» **Requirements**
Report how many lines in the records below contain the word "title". Give only the number.

⟨

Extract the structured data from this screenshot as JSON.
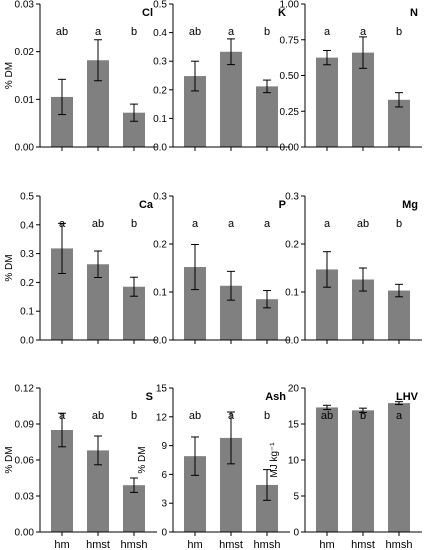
{
  "chart_data": [
    {
      "type": "bar",
      "title": "Cl",
      "ylabel": "% DM",
      "categories": [
        "hm",
        "hmst",
        "hmsh"
      ],
      "values": [
        0.0105,
        0.0182,
        0.0072
      ],
      "errors": [
        0.0037,
        0.0043,
        0.0018
      ],
      "letters": [
        "ab",
        "a",
        "b"
      ],
      "ylim": [
        0,
        0.03
      ],
      "yticks": [
        0.0,
        0.01,
        0.02,
        0.03
      ],
      "ytick_labels": [
        "0.00",
        "0.01",
        "0.02",
        "0.03"
      ],
      "bar_color": "#808080"
    },
    {
      "type": "bar",
      "title": "K",
      "ylabel": "",
      "categories": [
        "hm",
        "hmst",
        "hmsh"
      ],
      "values": [
        0.248,
        0.333,
        0.212
      ],
      "errors": [
        0.052,
        0.045,
        0.022
      ],
      "letters": [
        "ab",
        "a",
        "b"
      ],
      "ylim": [
        0,
        0.5
      ],
      "yticks": [
        0.0,
        0.1,
        0.2,
        0.3,
        0.4,
        0.5
      ],
      "ytick_labels": [
        "0.0",
        "0.1",
        "0.2",
        "0.3",
        "0.4",
        "0.5"
      ],
      "bar_color": "#808080"
    },
    {
      "type": "bar",
      "title": "N",
      "ylabel": "",
      "categories": [
        "hm",
        "hmst",
        "hmsh"
      ],
      "values": [
        0.625,
        0.66,
        0.33
      ],
      "errors": [
        0.05,
        0.11,
        0.05
      ],
      "letters": [
        "a",
        "a",
        "b"
      ],
      "ylim": [
        0,
        1.0
      ],
      "yticks": [
        0.0,
        0.25,
        0.5,
        0.75,
        1.0
      ],
      "ytick_labels": [
        "0.00",
        "0.25",
        "0.50",
        "0.75",
        "1.00"
      ],
      "bar_color": "#808080"
    },
    {
      "type": "bar",
      "title": "Ca",
      "ylabel": "% DM",
      "categories": [
        "hm",
        "hmst",
        "hmsh"
      ],
      "values": [
        0.318,
        0.263,
        0.185
      ],
      "errors": [
        0.087,
        0.046,
        0.033
      ],
      "letters": [
        "a",
        "ab",
        "b"
      ],
      "ylim": [
        0,
        0.5
      ],
      "yticks": [
        0.0,
        0.1,
        0.2,
        0.3,
        0.4,
        0.5
      ],
      "ytick_labels": [
        "0.0",
        "0.1",
        "0.2",
        "0.3",
        "0.4",
        "0.5"
      ],
      "bar_color": "#808080"
    },
    {
      "type": "bar",
      "title": "P",
      "ylabel": "",
      "categories": [
        "hm",
        "hmst",
        "hmsh"
      ],
      "values": [
        0.152,
        0.113,
        0.085
      ],
      "errors": [
        0.047,
        0.03,
        0.018
      ],
      "letters": [
        "a",
        "a",
        "a"
      ],
      "ylim": [
        0,
        0.3
      ],
      "yticks": [
        0.0,
        0.1,
        0.2,
        0.3
      ],
      "ytick_labels": [
        "0.0",
        "0.1",
        "0.2",
        "0.3"
      ],
      "bar_color": "#808080"
    },
    {
      "type": "bar",
      "title": "Mg",
      "ylabel": "",
      "categories": [
        "hm",
        "hmst",
        "hmsh"
      ],
      "values": [
        0.147,
        0.126,
        0.103
      ],
      "errors": [
        0.037,
        0.024,
        0.013
      ],
      "letters": [
        "a",
        "ab",
        "b"
      ],
      "ylim": [
        0,
        0.3
      ],
      "yticks": [
        0.0,
        0.1,
        0.2,
        0.3
      ],
      "ytick_labels": [
        "0.0",
        "0.1",
        "0.2",
        "0.3"
      ],
      "bar_color": "#808080"
    },
    {
      "type": "bar",
      "title": "S",
      "ylabel": "% DM",
      "categories": [
        "hm",
        "hmst",
        "hmsh"
      ],
      "values": [
        0.085,
        0.068,
        0.039
      ],
      "errors": [
        0.014,
        0.012,
        0.006
      ],
      "letters": [
        "a",
        "ab",
        "b"
      ],
      "ylim": [
        0,
        0.12
      ],
      "yticks": [
        0.0,
        0.03,
        0.06,
        0.09,
        0.12
      ],
      "ytick_labels": [
        "0.00",
        "0.03",
        "0.06",
        "0.09",
        "0.12"
      ],
      "bar_color": "#808080"
    },
    {
      "type": "bar",
      "title": "Ash",
      "ylabel": "% DM",
      "categories": [
        "hm",
        "hmst",
        "hmsh"
      ],
      "values": [
        7.9,
        9.8,
        4.9
      ],
      "errors": [
        2.0,
        2.7,
        1.6
      ],
      "letters": [
        "ab",
        "a",
        "b"
      ],
      "ylim": [
        0,
        15
      ],
      "yticks": [
        0,
        3,
        6,
        9,
        12,
        15
      ],
      "ytick_labels": [
        "0",
        "3",
        "6",
        "9",
        "12",
        "15"
      ],
      "bar_color": "#808080"
    },
    {
      "type": "bar",
      "title": "LHV",
      "ylabel": "MJ kg⁻¹",
      "categories": [
        "hm",
        "hmst",
        "hmsh"
      ],
      "values": [
        17.3,
        16.9,
        17.9
      ],
      "errors": [
        0.3,
        0.3,
        0.2
      ],
      "letters": [
        "ab",
        "b",
        "a"
      ],
      "ylim": [
        0,
        20
      ],
      "yticks": [
        0,
        5,
        10,
        15,
        20
      ],
      "ytick_labels": [
        "0",
        "5",
        "10",
        "15",
        "20"
      ],
      "bar_color": "#808080"
    }
  ]
}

⟩

» **Solution to this problem**
9